_TASK OBJECTIVE_
Quote the entries in full, character for character, without their images.

###

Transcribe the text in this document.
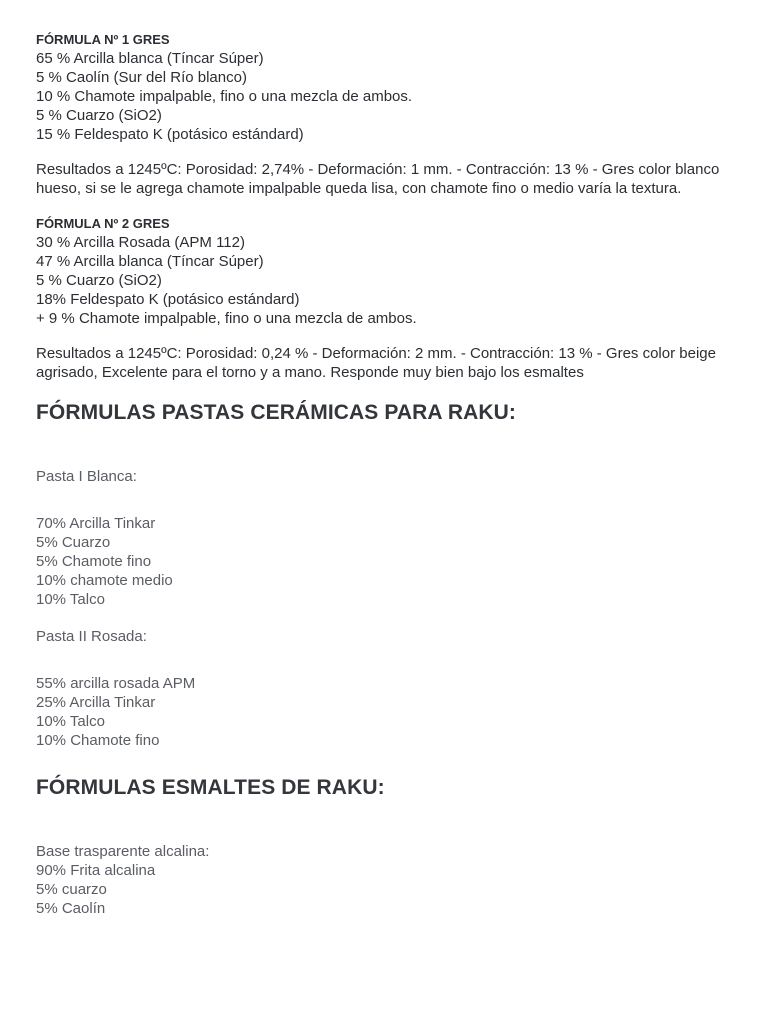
FÓRMULA Nº 1 GRES

65 % Arcilla blanca (Tíncar Súper)

5 % Caolín (Sur del Río blanco)

10 % Chamote impalpable, fino o una mezcla de ambos.

5 % Cuarzo (SiO2)

15 % Feldespato K (potásico estándard)

Resultados a 1245ºC: Porosidad: 2,74% - Deformación: 1 mm. - Contracción: 13 % - Gres color blanco hueso, si se le agrega chamote impalpable queda lisa, con chamote fino o medio varía la textura.

FÓRMULA Nº 2 GRES

30 % Arcilla Rosada (APM 112)

47 % Arcilla blanca (Tíncar Súper)

5 % Cuarzo (SiO2)

18% Feldespato K (potásico estándard)

+ 9 % Chamote impalpable, fino o una mezcla de ambos.

Resultados a 1245ºC: Porosidad: 0,24 % - Deformación: 2 mm. - Contracción: 13 % - Gres color beige agrisado, Excelente para el torno y a mano. Responde muy bien bajo los esmaltes

FÓRMULAS PASTAS CERÁMICAS PARA RAKU:

Pasta I Blanca:

70% Arcilla Tinkar

5% Cuarzo

5% Chamote fino

10% chamote medio

10% Talco

Pasta II Rosada:

55% arcilla rosada APM

25% Arcilla Tinkar

10% Talco

10% Chamote fino

FÓRMULAS ESMALTES DE RAKU:

Base trasparente alcalina:

90% Frita alcalina

5% cuarzo

5% Caolín
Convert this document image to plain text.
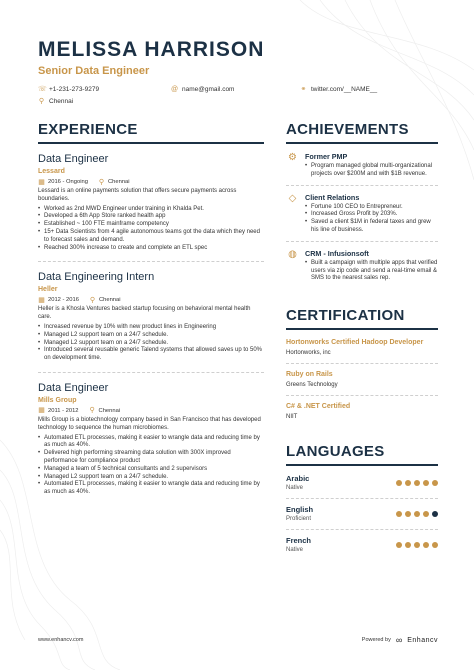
MELISSA HARRISON
Senior Data Engineer
☏ +1-231-273-9279	@ name@gmail.com	⚭ twitter.com/__NAME__
⚲ Chennai
EXPERIENCE
Data Engineer
Lessard
▦ 2016 - Ongoing ⚲ Chennai
Lessard is an online payments solution that offers secure payments across boundaries.
• Worked as 2nd MWD Engineer under training in Khalda Pet.
• Developed a 6th App Store ranked health app
• Established ~ 100 FTE mainframe competency
• 15+ Data Scientists from 4 agile autonomous teams got the data which they need to forecast sales and demand.
• Reached 300% increase to create and complete an ETL spec
Data Engineering Intern
Heller
▦ 2012 - 2016 ⚲ Chennai
Heller is a Khosla Ventures backed startup focusing on behavioral mental health care.
• Increased revenue by 10% with new product lines in Engineering
• Managed L2 support team on a 24/7 schedule.
• Managed L2 support team on a 24/7 schedule.
• Introduced several reusable generic Talend systems that allowed saves up to 50% on development time.
Data Engineer
Mills Group
▦ 2011 - 2012 ⚲ Chennai
Mills Group is a biotechnology company based in San Francisco that has developed technology to sequence the human microbiomes.
• Automated ETL processes, making it easier to wrangle data and reducing time by as much as 40%.
• Delivered high performing streaming data solution with 300X improved performance for compliance product
• Managed a team of 5 technical consultants and 2 supervisors
• Managed L2 support team on a 24/7 schedule.
• Automated ETL processes, making it easier to wrangle data and reducing time by as much as 40%.
ACHIEVEMENTS
⚙ Former PMP
• Program managed global multi-organizational projects over $200M and with $1B revenue.
◇	Client Relations
• Fortune 100 CEO to Entrepreneur.
• Increased Gross Profit by 203%.
• Saved a client $1M in federal taxes and grew his line of business.
◍ CRM - Infusionsoft
• Built a campaign with multiple apps that verified users via zip code and send a real-time email & SMS to the nearest sales rep.
CERTIFICATION
Hortonworks Certified Hadoop Developer
Hortonworks, inc
Ruby on Rails
Greens Technology
C# & .NET Certified
NIIT
LANGUAGES
Arabic
Native
English
Proficient
French
Native
www.enhancv.com	Powered by ∞ Enhancv
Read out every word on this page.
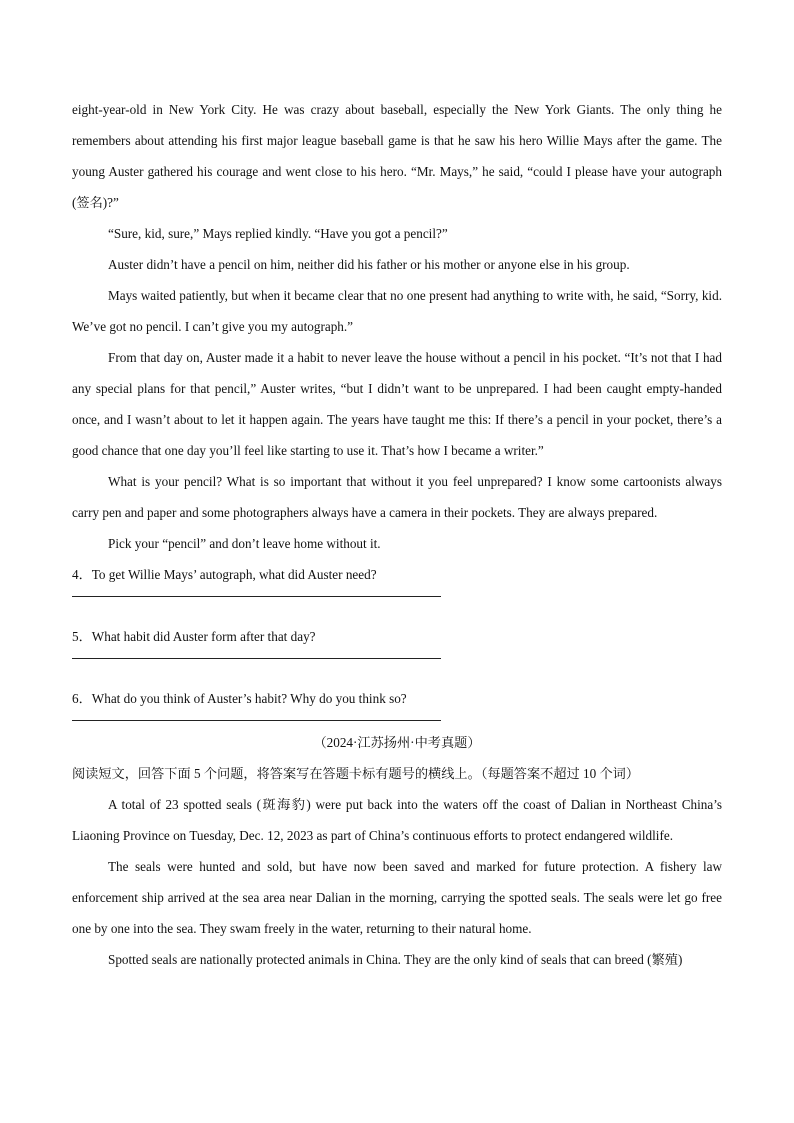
eight-year-old in New York City. He was crazy about baseball, especially the New York Giants. The only thing he remembers about attending his first major league baseball game is that he saw his hero Willie Mays after the game. The young Auster gathered his courage and went close to his hero. “Mr. Mays,” he said, “could I please have your autograph (签名)?”

“Sure, kid, sure,” Mays replied kindly. “Have you got a pencil?”

Auster didn’t have a pencil on him, neither did his father or his mother or anyone else in his group.

Mays waited patiently, but when it became clear that no one present had anything to write with, he said, “Sorry, kid. We’ve got no pencil. I can’t give you my autograph.”

From that day on, Auster made it a habit to never leave the house without a pencil in his pocket. “It’s not that I had any special plans for that pencil,” Auster writes, “but I didn’t want to be unprepared. I had been caught empty-handed once, and I wasn’t about to let it happen again. The years have taught me this: If there’s a pencil in your pocket, there’s a good chance that one day you’ll feel like starting to use it. That’s how I became a writer.”

What is your pencil? What is so important that without it you feel unprepared? I know some cartoonists always carry pen and paper and some photographers always have a camera in their pockets. They are always prepared.

Pick your “pencil” and don’t leave home without it.

4．To get Willie Mays’ autograph, what did Auster need?

5．What habit did Auster form after that day?

6．What do you think of Auster’s habit? Why do you think so?

（2024·江苏扬州·中考真题）

阅读短文，回答下面 5 个问题，将答案写在答题卡标有题号的横线上。（每题答案不超过 10 个词）

A total of 23 spotted seals (斑海豹) were put back into the waters off the coast of Dalian in Northeast China’s Liaoning Province on Tuesday, Dec. 12, 2023 as part of China’s continuous efforts to protect endangered wildlife.

The seals were hunted and sold, but have now been saved and marked for future protection. A fishery law enforcement ship arrived at the sea area near Dalian in the morning, carrying the spotted seals. The seals were let go free one by one into the sea. They swam freely in the water, returning to their natural home.

Spotted seals are nationally protected animals in China. They are the only kind of seals that can breed (繁殖)
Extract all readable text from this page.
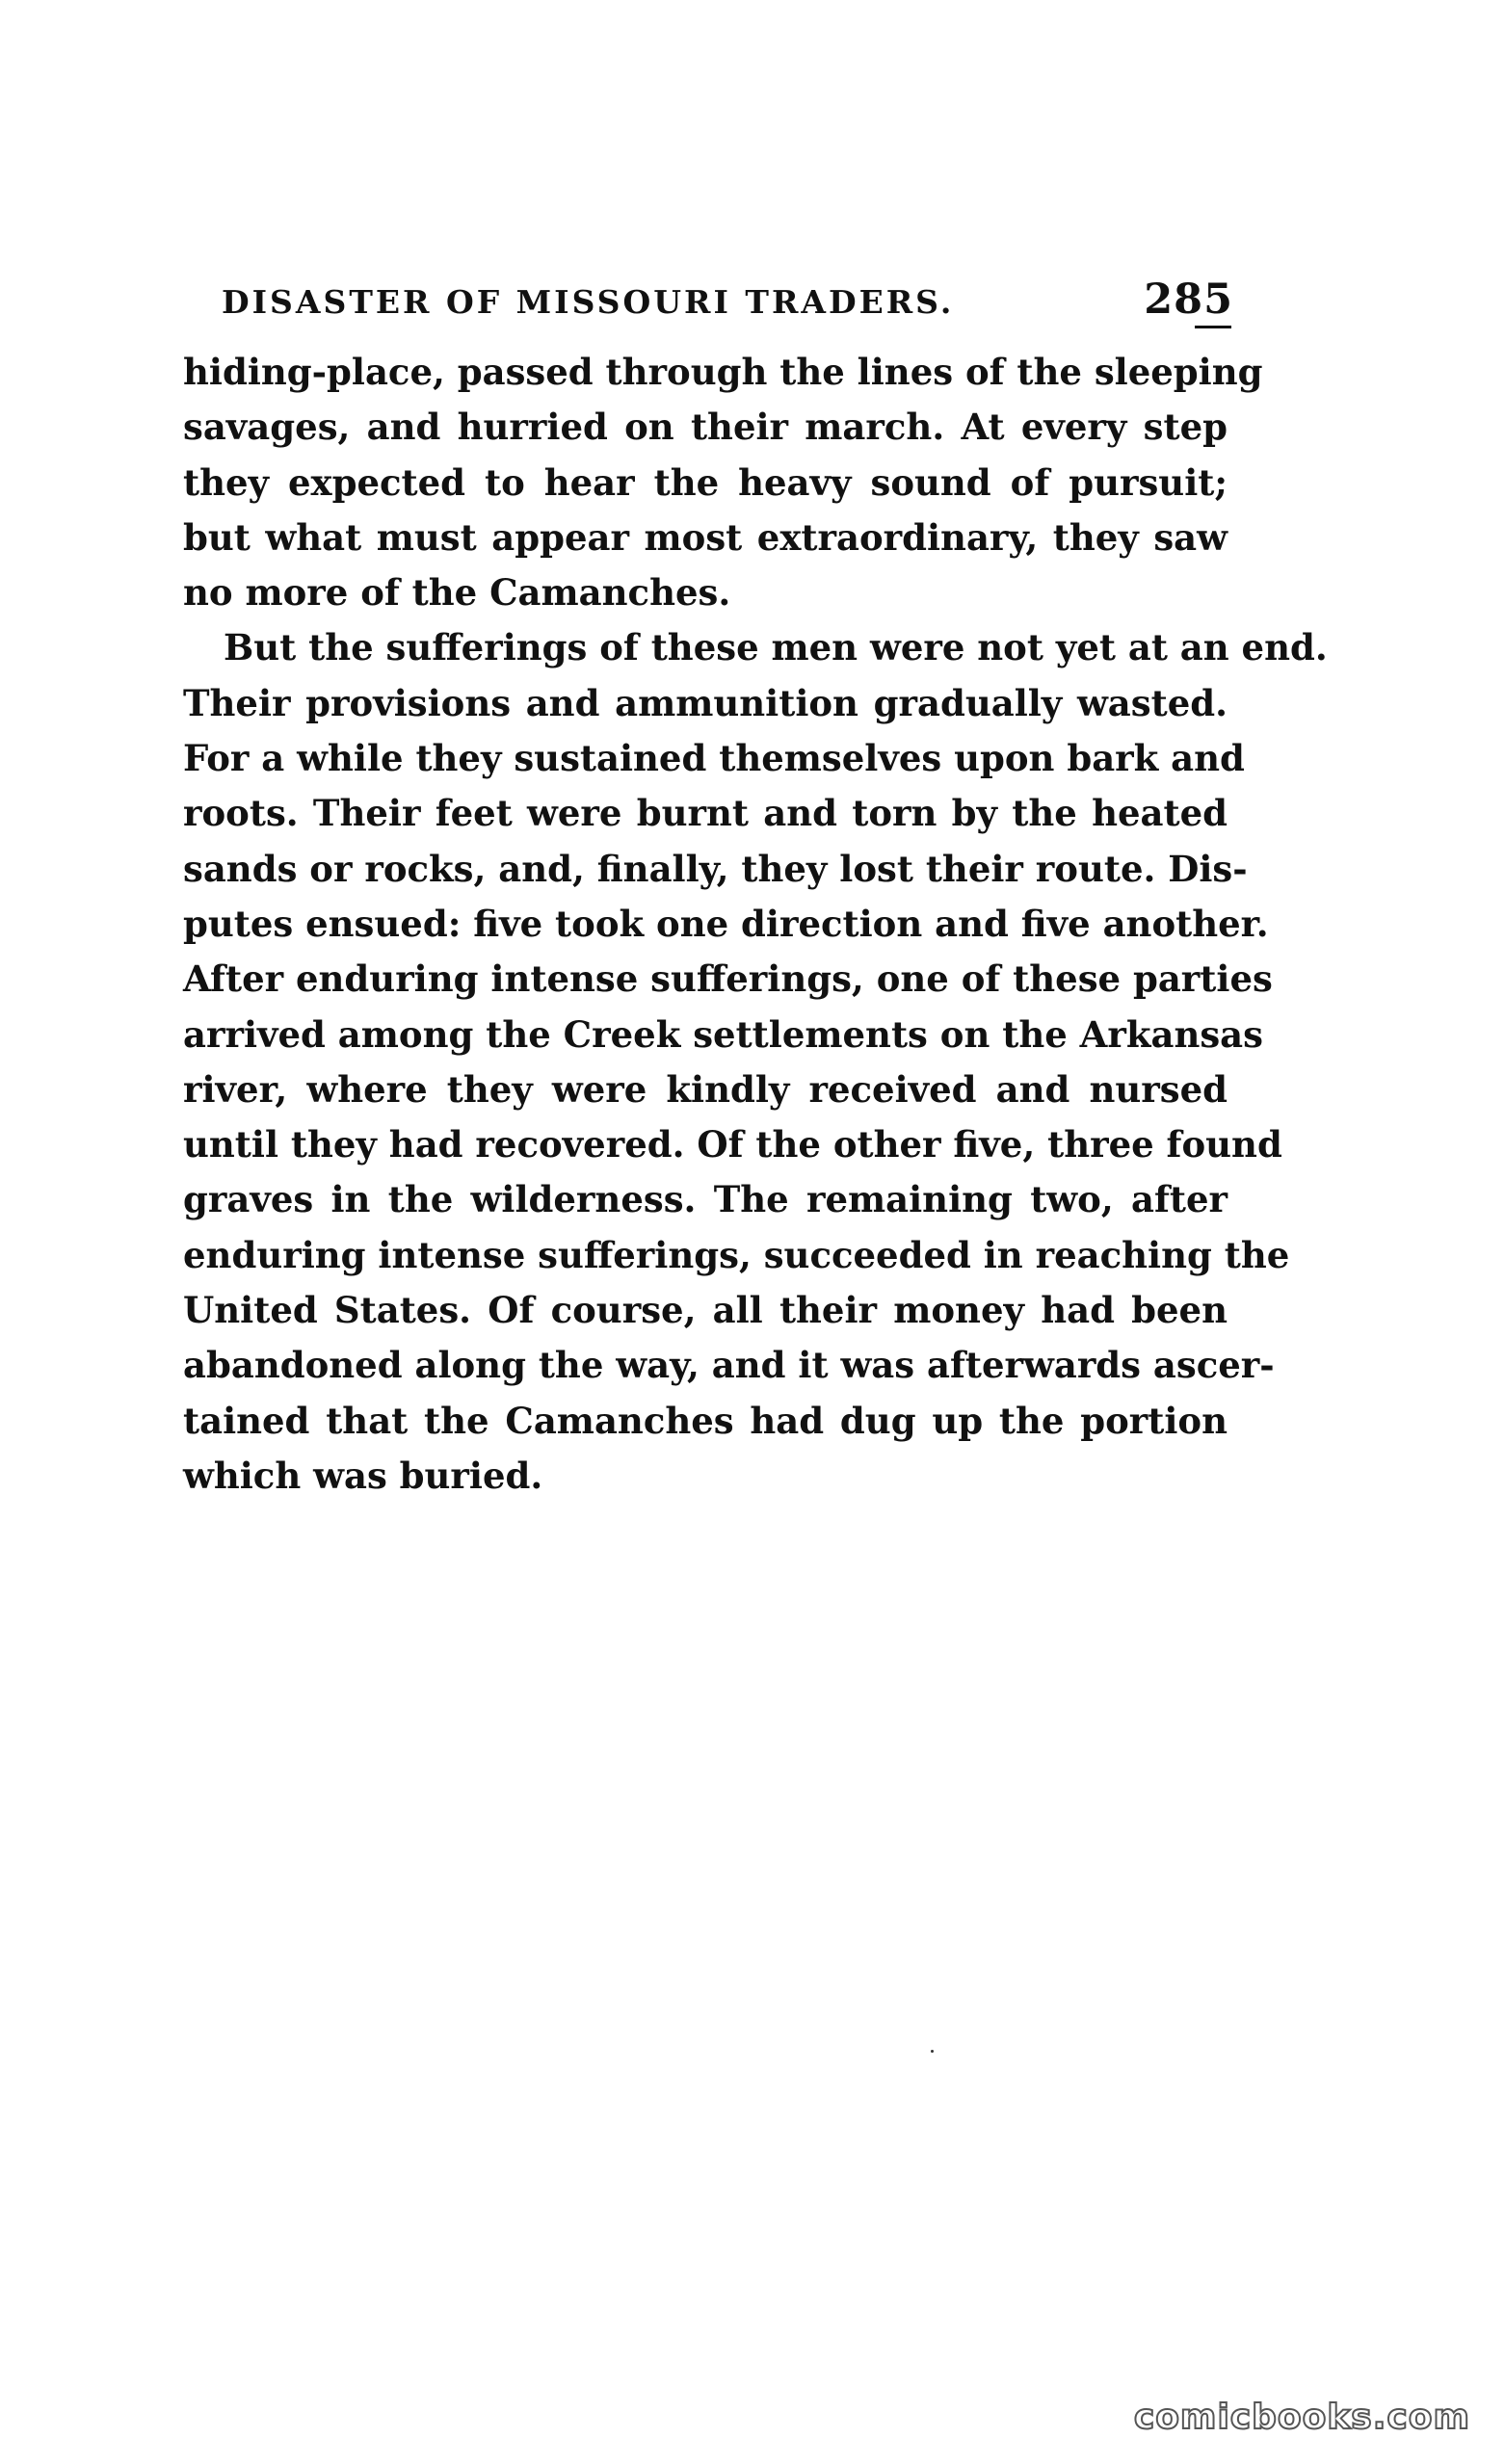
DISASTER OF MISSOURI TRADERS.	285
hiding-place, passed through the lines of the sleeping
savages, and hurried on their march. At every step
they expected to hear the heavy sound of pursuit;
but what must appear most extraordinary, they saw
no more of the Camanches.
But the sufferings of these men were not yet at an end.
Their provisions and ammunition gradually wasted.
For a while they sustained themselves upon bark and
roots. Their feet were burnt and torn by the heated
sands or rocks, and, finally, they lost their route. Dis-
putes ensued: five took one direction and five another.
After enduring intense sufferings, one of these parties
arrived among the Creek settlements on the Arkansas
river, where they were kindly received and nursed
until they had recovered. Of the other five, three found
graves in the wilderness. The remaining two, after
enduring intense sufferings, succeeded in reaching the
United States. Of course, all their money had been
abandoned along the way, and it was afterwards ascer-
tained that the Camanches had dug up the portion
which was buried.
comicbooks.com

###

_CORRECT OUTPUT_
Transcribe the text in this document.
FÓRMULA Nº 1 GRES

65 % Arcilla blanca (Tíncar Súper)

5 % Caolín (Sur del Río blanco)

10 % Chamote impalpable, fino o una mezcla de ambos.

5 % Cuarzo (SiO2)

15 % Feldespato K (potásico estándard)

Resultados a 1245ºC: Porosidad: 2,74% - Deformación: 1 mm. - Contracción: 13 % - Gres color blanco hueso, si se le agrega chamote impalpable queda lisa, con chamote fino o medio varía la textura.

FÓRMULA Nº 2 GRES

30 % Arcilla Rosada (APM 112)

47 % Arcilla blanca (Tíncar Súper)

5 % Cuarzo (SiO2)

18% Feldespato K (potásico estándard)

+ 9 % Chamote impalpable, fino o una mezcla de ambos.

Resultados a 1245ºC: Porosidad: 0,24 % - Deformación: 2 mm. - Contracción: 13 % - Gres color beige agrisado, Excelente para el torno y a mano. Responde muy bien bajo los esmaltes

FÓRMULAS PASTAS CERÁMICAS PARA RAKU:

Pasta I Blanca:

70% Arcilla Tinkar

5% Cuarzo

5% Chamote fino

10% chamote medio

10% Talco

Pasta II Rosada:

55% arcilla rosada APM

25% Arcilla Tinkar

10% Talco

10% Chamote fino

FÓRMULAS ESMALTES DE RAKU:

Base trasparente alcalina:

90% Frita alcalina

5% cuarzo

5% Caolín
Convert this document image to plain text.
MELISSA HARRISON
Senior Data Engineer
☏ +1-231-273-9279	@ name@gmail.com	⚭ twitter.com/__NAME__
⚲ Chennai
EXPERIENCE
Data Engineer
Lessard
▦ 2016 - Ongoing ⚲ Chennai
Lessard is an online payments solution that offers secure payments across boundaries.
• Worked as 2nd MWD Engineer under training in Khalda Pet.
• Developed a 6th App Store ranked health app
• Established ~ 100 FTE mainframe competency
• 15+ Data Scientists from 4 agile autonomous teams got the data which they need to forecast sales and demand.
• Reached 300% increase to create and complete an ETL spec
Data Engineering Intern
Heller
▦ 2012 - 2016 ⚲ Chennai
Heller is a Khosla Ventures backed startup focusing on behavioral mental health care.
• Increased revenue by 10% with new product lines in Engineering
• Managed L2 support team on a 24/7 schedule.
• Managed L2 support team on a 24/7 schedule.
• Introduced several reusable generic Talend systems that allowed saves up to 50% on development time.
Data Engineer
Mills Group
▦ 2011 - 2012 ⚲ Chennai
Mills Group is a biotechnology company based in San Francisco that has developed technology to sequence the human microbiomes.
• Automated ETL processes, making it easier to wrangle data and reducing time by as much as 40%.
• Delivered high performing streaming data solution with 300X improved performance for compliance product
• Managed a team of 5 technical consultants and 2 supervisors
• Managed L2 support team on a 24/7 schedule.
• Automated ETL processes, making it easier to wrangle data and reducing time by as much as 40%.
ACHIEVEMENTS
⚙ Former PMP
• Program managed global multi-organizational projects over $200M and with $1B revenue.
◇	Client Relations
• Fortune 100 CEO to Entrepreneur.
• Increased Gross Profit by 203%.
• Saved a client $1M in federal taxes and grew his line of business.
◍ CRM - Infusionsoft
• Built a campaign with multiple apps that verified users via zip code and send a real-time email & SMS to the nearest sales rep.
CERTIFICATION
Hortonworks Certified Hadoop Developer
Hortonworks, inc
Ruby on Rails
Greens Technology
C# & .NET Certified
NIIT
LANGUAGES
Arabic
Native
English
Proficient
French
Native
www.enhancv.com	Powered by ∞ Enhancv
Read out every word on this page.
eight-year-old in New York City. He was crazy about baseball, especially the New York Giants. The only thing he remembers about attending his first major league baseball game is that he saw his hero Willie Mays after the game. The young Auster gathered his courage and went close to his hero. “Mr. Mays,” he said, “could I please have your autograph (签名)?”

“Sure, kid, sure,” Mays replied kindly. “Have you got a pencil?”

Auster didn’t have a pencil on him, neither did his father or his mother or anyone else in his group.

Mays waited patiently, but when it became clear that no one present had anything to write with, he said, “Sorry, kid. We’ve got no pencil. I can’t give you my autograph.”

From that day on, Auster made it a habit to never leave the house without a pencil in his pocket. “It’s not that I had any special plans for that pencil,” Auster writes, “but I didn’t want to be unprepared. I had been caught empty-handed once, and I wasn’t about to let it happen again. The years have taught me this: If there’s a pencil in your pocket, there’s a good chance that one day you’ll feel like starting to use it. That’s how I became a writer.”

What is your pencil? What is so important that without it you feel unprepared? I know some cartoonists always carry pen and paper and some photographers always have a camera in their pockets. They are always prepared.

Pick your “pencil” and don’t leave home without it.

4．To get Willie Mays’ autograph, what did Auster need?

5．What habit did Auster form after that day?

6．What do you think of Auster’s habit? Why do you think so?

（2024·江苏扬州·中考真题）

阅读短文，回答下面 5 个问题，将答案写在答题卡标有题号的横线上。（每题答案不超过 10 个词）

A total of 23 spotted seals (斑海豹) were put back into the waters off the coast of Dalian in Northeast China’s Liaoning Province on Tuesday, Dec. 12, 2023 as part of China’s continuous efforts to protect endangered wildlife.

The seals were hunted and sold, but have now been saved and marked for future protection. A fishery law enforcement ship arrived at the sea area near Dalian in the morning, carrying the spotted seals. The seals were let go free one by one into the sea. They swam freely in the water, returning to their natural home.

Spotted seals are nationally protected animals in China. They are the only kind of seals that can breed (繁殖)
Extract all readable text from this page.
DISASTER OF MISSOURI TRADERS.	285
hiding-place, passed through the lines of the sleeping
savages, and hurried on their march. At every step
they expected to hear the heavy sound of pursuit;
but what must appear most extraordinary, they saw
no more of the Camanches.
But the sufferings of these men were not yet at an end.
Their provisions and ammunition gradually wasted.
For a while they sustained themselves upon bark and
roots. Their feet were burnt and torn by the heated
sands or rocks, and, finally, they lost their route. Dis-
putes ensued: five took one direction and five another.
After enduring intense sufferings, one of these parties
arrived among the Creek settlements on the Arkansas
river, where they were kindly received and nursed
until they had recovered. Of the other five, three found
graves in the wilderness. The remaining two, after
enduring intense sufferings, succeeded in reaching the
United States. Of course, all their money had been
abandoned along the way, and it was afterwards ascer-
tained that the Camanches had dug up the portion
which was buried.
comicbooks.com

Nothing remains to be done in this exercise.